What needs to be done
Copy only the lines between the one containing "Decode this image" and the end of the records, both included, leaving out pictures.

Provided data
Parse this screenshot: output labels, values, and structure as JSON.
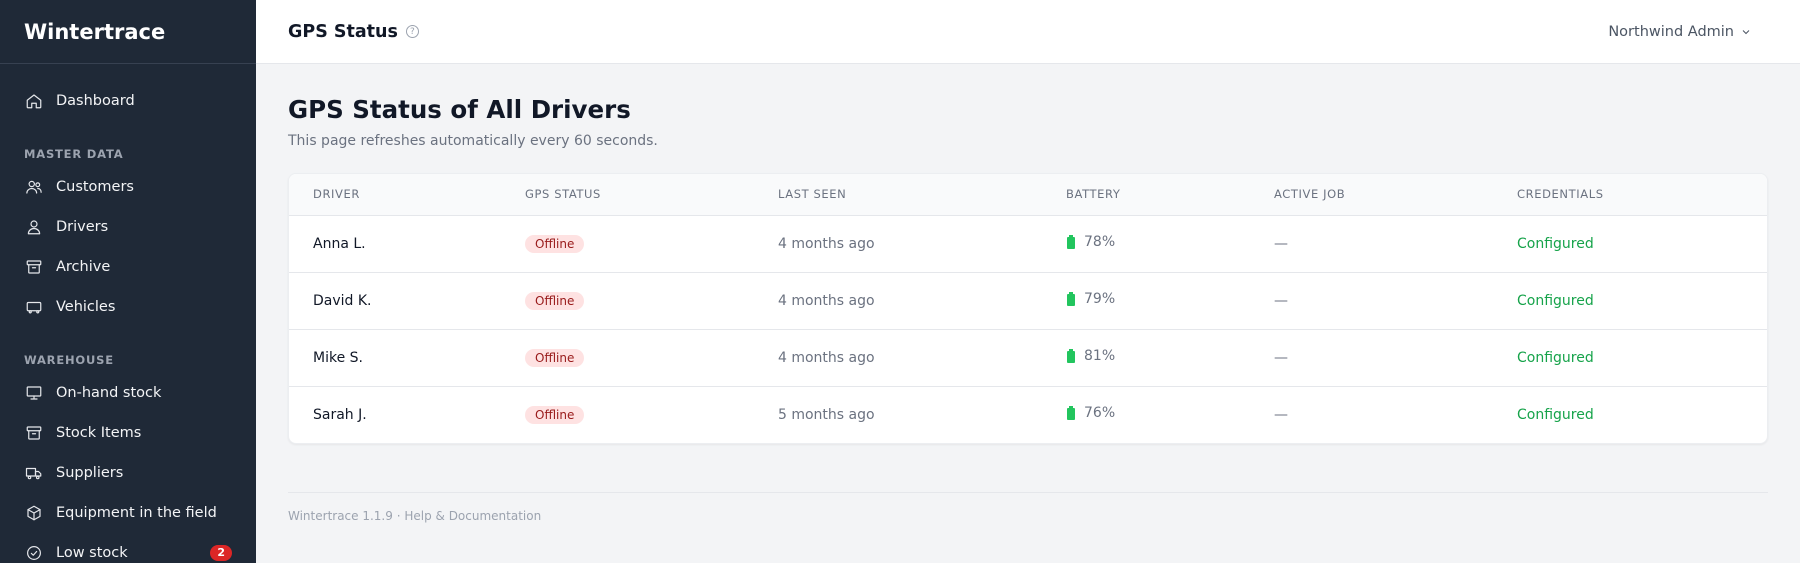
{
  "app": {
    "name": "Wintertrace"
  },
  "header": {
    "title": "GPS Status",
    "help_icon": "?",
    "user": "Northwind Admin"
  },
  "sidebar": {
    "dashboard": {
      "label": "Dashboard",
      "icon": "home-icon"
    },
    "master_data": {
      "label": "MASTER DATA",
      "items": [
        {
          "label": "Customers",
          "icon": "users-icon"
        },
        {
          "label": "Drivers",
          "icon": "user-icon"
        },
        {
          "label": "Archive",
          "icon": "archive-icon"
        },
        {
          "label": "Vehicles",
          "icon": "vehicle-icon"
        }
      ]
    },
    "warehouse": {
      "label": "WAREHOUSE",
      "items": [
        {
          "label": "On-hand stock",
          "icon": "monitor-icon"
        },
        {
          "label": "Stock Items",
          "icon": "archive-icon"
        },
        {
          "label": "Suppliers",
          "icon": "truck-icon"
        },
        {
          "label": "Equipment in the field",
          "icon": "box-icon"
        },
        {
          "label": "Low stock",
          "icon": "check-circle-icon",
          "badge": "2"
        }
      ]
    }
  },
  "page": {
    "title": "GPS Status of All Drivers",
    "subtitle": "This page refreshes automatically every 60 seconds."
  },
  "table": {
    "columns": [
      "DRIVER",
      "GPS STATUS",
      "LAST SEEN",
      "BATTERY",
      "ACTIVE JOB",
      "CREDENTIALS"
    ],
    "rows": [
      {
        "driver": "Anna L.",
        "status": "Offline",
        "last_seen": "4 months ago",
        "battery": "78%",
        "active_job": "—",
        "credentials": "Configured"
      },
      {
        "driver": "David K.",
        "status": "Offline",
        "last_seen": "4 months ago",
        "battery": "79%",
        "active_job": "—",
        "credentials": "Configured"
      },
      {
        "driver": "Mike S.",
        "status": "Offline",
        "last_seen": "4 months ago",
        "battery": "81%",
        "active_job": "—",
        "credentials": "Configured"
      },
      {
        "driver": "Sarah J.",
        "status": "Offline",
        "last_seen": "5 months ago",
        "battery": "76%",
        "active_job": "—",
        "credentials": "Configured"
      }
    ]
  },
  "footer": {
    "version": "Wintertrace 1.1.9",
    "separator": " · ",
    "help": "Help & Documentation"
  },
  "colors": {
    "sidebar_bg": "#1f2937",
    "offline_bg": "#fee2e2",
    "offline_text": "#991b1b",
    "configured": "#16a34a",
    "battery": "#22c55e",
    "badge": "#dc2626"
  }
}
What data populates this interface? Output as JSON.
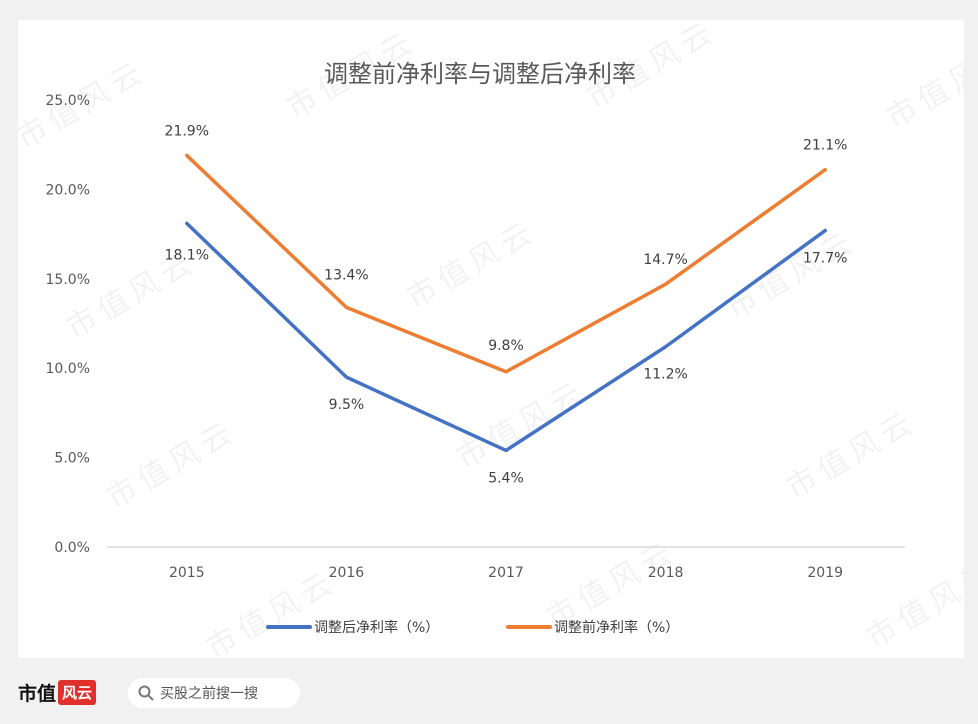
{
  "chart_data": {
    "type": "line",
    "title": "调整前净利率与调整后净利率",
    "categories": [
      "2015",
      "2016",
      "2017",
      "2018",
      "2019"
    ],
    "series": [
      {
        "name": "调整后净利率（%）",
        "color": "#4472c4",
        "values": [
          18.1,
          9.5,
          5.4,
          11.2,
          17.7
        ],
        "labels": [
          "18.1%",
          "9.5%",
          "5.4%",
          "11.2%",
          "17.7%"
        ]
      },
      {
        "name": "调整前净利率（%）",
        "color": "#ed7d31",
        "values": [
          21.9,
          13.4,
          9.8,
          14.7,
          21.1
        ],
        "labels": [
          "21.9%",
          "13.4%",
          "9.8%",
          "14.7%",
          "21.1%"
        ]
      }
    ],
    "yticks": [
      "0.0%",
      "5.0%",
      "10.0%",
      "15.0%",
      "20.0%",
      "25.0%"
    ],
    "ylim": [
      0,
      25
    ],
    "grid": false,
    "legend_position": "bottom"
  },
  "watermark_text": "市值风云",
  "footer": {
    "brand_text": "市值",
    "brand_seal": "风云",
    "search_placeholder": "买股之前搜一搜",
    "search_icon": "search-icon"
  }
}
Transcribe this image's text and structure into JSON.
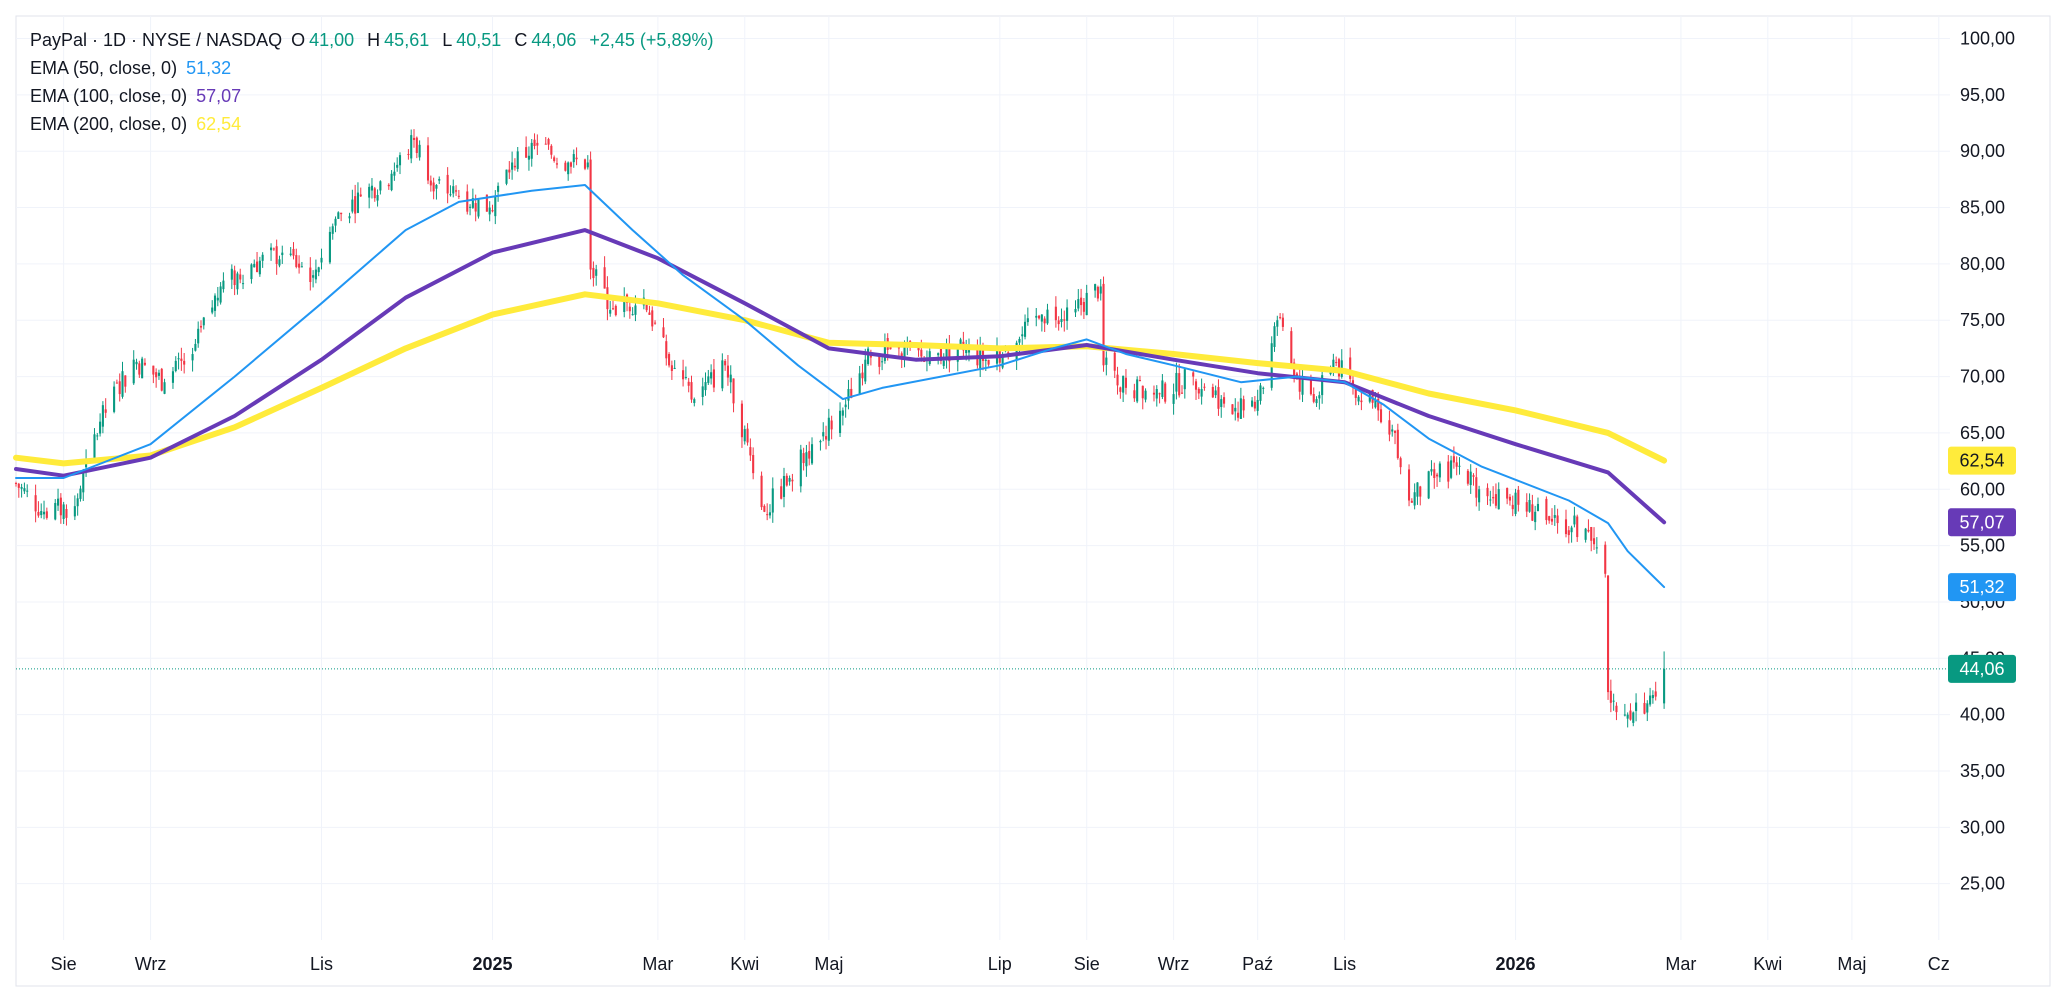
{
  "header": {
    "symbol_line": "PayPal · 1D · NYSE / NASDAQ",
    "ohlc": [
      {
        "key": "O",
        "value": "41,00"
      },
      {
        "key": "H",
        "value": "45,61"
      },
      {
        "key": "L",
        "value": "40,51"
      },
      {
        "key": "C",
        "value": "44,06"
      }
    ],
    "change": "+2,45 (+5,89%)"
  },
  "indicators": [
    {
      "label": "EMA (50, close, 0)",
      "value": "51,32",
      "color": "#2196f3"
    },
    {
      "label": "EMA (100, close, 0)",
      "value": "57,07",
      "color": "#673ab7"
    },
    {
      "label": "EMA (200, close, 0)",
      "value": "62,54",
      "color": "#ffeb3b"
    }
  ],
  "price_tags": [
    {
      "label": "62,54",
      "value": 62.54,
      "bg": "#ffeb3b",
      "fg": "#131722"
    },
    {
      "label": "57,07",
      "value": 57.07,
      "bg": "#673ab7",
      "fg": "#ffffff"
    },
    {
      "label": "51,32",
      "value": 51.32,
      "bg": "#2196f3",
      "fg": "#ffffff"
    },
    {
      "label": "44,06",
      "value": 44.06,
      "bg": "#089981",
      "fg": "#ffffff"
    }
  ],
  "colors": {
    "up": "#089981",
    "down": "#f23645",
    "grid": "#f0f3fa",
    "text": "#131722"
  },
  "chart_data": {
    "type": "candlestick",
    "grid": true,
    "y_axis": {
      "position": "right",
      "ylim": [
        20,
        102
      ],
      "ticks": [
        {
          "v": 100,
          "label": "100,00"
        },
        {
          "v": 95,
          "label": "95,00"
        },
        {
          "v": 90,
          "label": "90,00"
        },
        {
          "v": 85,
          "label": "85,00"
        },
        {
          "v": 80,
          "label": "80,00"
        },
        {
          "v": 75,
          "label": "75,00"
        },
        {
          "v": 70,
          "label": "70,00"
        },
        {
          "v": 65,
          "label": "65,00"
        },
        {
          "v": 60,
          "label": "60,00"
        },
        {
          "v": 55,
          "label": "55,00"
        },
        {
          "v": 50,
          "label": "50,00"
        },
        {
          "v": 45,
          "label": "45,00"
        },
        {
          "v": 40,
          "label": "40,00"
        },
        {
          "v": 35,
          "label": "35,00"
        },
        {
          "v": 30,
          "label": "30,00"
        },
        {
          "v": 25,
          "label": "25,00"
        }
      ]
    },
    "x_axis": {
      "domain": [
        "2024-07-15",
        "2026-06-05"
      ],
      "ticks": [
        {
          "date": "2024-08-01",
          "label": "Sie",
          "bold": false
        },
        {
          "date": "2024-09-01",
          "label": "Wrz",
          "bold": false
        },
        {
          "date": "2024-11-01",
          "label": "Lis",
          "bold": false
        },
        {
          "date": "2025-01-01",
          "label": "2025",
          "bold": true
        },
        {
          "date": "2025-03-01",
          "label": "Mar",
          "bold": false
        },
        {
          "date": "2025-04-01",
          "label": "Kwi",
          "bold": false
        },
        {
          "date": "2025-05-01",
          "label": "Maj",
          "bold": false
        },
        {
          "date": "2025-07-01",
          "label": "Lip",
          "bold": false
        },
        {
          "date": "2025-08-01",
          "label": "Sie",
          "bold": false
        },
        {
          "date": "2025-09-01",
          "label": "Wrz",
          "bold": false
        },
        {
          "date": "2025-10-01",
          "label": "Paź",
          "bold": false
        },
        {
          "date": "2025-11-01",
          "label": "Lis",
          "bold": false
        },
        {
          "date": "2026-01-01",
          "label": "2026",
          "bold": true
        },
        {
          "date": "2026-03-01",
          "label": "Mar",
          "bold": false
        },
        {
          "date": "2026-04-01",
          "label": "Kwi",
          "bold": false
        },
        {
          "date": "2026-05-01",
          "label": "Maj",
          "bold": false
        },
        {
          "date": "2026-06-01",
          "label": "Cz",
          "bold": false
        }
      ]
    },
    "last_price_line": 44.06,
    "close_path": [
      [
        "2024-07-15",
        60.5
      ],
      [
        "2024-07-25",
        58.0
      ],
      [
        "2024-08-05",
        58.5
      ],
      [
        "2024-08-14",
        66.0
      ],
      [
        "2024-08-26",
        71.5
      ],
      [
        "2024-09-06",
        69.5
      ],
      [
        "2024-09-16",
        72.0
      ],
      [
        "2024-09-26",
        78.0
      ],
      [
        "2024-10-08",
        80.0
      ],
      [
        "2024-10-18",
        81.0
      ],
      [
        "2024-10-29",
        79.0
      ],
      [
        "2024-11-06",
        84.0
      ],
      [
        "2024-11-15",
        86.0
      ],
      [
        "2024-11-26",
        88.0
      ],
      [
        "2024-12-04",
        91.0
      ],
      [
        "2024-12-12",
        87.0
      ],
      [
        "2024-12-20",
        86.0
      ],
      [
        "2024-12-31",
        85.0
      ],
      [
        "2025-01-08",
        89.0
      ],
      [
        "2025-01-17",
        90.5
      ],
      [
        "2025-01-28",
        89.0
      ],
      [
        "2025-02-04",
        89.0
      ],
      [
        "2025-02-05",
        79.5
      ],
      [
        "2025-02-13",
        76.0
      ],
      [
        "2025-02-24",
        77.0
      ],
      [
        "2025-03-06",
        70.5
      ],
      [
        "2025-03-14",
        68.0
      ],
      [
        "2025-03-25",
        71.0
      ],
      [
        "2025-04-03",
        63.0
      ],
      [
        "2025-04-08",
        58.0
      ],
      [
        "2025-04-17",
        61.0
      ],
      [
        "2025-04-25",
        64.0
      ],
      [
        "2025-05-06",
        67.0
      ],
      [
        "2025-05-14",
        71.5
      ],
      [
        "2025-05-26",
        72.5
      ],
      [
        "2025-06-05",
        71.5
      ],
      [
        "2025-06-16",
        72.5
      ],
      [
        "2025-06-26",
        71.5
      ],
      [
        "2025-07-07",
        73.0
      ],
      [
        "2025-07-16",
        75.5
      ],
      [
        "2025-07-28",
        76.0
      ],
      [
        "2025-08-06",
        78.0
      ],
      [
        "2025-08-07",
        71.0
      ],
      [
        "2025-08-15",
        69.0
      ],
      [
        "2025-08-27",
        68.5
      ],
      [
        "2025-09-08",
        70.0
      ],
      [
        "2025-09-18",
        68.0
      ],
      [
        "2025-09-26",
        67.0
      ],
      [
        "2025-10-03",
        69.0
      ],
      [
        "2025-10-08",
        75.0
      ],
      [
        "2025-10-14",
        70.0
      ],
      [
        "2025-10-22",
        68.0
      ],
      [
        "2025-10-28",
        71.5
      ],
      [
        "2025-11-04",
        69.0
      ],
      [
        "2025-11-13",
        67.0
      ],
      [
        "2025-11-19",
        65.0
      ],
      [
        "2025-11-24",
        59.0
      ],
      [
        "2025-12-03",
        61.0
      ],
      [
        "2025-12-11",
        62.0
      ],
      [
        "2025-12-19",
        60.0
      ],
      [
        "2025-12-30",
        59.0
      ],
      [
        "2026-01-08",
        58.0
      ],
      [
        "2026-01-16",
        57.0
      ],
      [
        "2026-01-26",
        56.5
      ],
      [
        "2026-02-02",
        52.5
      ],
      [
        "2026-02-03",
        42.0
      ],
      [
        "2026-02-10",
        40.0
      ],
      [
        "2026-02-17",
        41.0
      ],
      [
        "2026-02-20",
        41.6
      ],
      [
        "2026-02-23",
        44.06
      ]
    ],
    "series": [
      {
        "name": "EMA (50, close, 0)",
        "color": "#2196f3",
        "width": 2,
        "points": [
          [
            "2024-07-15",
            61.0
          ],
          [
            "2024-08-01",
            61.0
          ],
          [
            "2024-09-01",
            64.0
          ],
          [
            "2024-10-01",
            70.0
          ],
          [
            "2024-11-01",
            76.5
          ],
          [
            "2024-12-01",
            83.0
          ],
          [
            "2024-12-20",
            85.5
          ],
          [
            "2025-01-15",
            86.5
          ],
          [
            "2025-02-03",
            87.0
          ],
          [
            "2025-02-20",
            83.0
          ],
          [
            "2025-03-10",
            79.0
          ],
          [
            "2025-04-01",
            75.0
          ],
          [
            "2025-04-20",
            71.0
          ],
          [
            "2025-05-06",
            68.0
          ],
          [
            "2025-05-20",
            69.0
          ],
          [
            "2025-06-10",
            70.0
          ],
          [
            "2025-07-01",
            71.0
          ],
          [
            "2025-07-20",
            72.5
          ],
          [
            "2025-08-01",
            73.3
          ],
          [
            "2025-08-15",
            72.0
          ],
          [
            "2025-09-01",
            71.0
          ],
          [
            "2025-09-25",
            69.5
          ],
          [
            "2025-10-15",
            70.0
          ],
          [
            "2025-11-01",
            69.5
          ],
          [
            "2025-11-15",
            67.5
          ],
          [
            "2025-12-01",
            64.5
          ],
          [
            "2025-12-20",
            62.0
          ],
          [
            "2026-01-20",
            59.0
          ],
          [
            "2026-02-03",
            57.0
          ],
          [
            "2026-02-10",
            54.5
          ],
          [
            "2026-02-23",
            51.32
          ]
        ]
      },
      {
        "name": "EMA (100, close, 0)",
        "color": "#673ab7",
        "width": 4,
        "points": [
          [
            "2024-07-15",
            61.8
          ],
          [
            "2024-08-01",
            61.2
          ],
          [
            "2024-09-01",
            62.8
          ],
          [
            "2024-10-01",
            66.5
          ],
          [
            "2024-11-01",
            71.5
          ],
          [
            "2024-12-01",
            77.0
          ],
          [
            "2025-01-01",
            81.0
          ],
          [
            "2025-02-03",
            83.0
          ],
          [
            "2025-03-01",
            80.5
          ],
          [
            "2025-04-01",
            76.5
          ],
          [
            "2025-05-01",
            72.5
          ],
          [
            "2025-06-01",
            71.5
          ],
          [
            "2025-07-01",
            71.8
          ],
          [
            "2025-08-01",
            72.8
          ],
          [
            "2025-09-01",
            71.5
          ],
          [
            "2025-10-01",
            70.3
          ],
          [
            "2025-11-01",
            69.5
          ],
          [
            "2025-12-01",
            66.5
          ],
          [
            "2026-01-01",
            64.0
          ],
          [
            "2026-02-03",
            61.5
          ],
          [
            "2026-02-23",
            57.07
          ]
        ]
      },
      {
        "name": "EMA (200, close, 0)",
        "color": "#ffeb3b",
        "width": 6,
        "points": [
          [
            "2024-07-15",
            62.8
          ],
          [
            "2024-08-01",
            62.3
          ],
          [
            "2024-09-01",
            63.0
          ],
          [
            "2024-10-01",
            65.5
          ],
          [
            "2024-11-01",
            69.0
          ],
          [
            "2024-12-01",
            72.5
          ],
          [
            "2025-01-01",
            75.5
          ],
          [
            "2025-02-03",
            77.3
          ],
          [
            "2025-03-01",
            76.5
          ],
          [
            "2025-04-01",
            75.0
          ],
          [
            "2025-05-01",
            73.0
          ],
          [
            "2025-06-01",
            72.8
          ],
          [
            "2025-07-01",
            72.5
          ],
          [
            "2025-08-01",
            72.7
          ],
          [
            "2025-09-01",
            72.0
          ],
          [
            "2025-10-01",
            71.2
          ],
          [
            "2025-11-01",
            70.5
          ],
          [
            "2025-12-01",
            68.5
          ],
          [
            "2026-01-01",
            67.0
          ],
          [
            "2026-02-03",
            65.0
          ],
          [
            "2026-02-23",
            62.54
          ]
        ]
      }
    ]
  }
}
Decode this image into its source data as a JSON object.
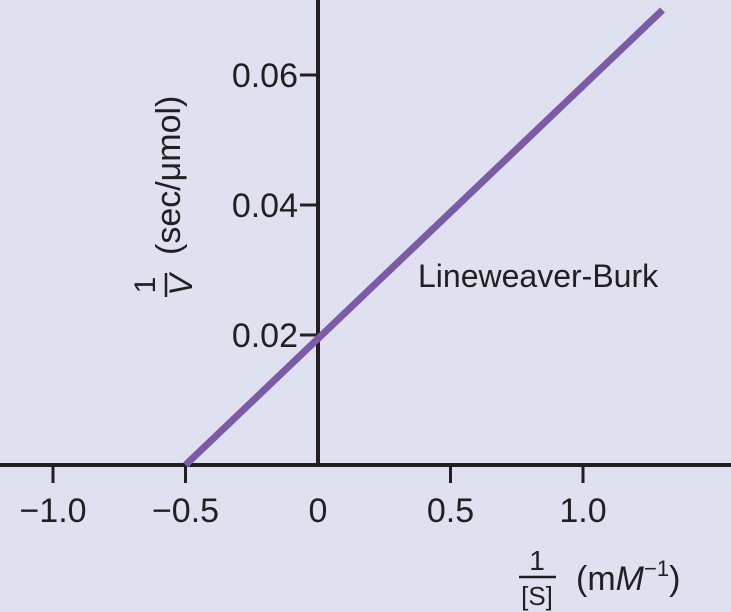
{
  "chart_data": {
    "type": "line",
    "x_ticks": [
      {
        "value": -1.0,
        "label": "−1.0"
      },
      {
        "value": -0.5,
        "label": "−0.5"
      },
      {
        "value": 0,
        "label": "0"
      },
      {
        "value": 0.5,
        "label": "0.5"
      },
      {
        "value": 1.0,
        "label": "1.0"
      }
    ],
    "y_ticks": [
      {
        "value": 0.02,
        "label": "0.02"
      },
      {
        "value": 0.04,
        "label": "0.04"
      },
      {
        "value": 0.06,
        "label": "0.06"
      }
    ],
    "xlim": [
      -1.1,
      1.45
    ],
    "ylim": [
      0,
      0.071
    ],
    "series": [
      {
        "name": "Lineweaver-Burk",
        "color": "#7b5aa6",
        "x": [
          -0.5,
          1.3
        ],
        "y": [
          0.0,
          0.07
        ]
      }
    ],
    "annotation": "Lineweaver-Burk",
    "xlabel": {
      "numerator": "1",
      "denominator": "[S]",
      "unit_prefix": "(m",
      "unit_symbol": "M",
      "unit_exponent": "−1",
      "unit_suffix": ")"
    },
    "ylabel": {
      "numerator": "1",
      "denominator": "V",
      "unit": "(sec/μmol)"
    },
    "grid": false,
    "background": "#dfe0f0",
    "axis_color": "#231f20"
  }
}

Result of the exercise
Decode this image into its source data as a JSON object.
{
  "chart_data": {
    "type": "line",
    "x_ticks": [
      {
        "value": -1.0,
        "label": "−1.0"
      },
      {
        "value": -0.5,
        "label": "−0.5"
      },
      {
        "value": 0,
        "label": "0"
      },
      {
        "value": 0.5,
        "label": "0.5"
      },
      {
        "value": 1.0,
        "label": "1.0"
      }
    ],
    "y_ticks": [
      {
        "value": 0.02,
        "label": "0.02"
      },
      {
        "value": 0.04,
        "label": "0.04"
      },
      {
        "value": 0.06,
        "label": "0.06"
      }
    ],
    "xlim": [
      -1.1,
      1.45
    ],
    "ylim": [
      0,
      0.071
    ],
    "series": [
      {
        "name": "Lineweaver-Burk",
        "color": "#7b5aa6",
        "x": [
          -0.5,
          1.3
        ],
        "y": [
          0.0,
          0.07
        ]
      }
    ],
    "annotation": "Lineweaver-Burk",
    "xlabel": {
      "numerator": "1",
      "denominator": "[S]",
      "unit_prefix": "(m",
      "unit_symbol": "M",
      "unit_exponent": "−1",
      "unit_suffix": ")"
    },
    "ylabel": {
      "numerator": "1",
      "denominator": "V",
      "unit": "(sec/μmol)"
    },
    "grid": false,
    "background": "#dfe0f0",
    "axis_color": "#231f20"
  }
}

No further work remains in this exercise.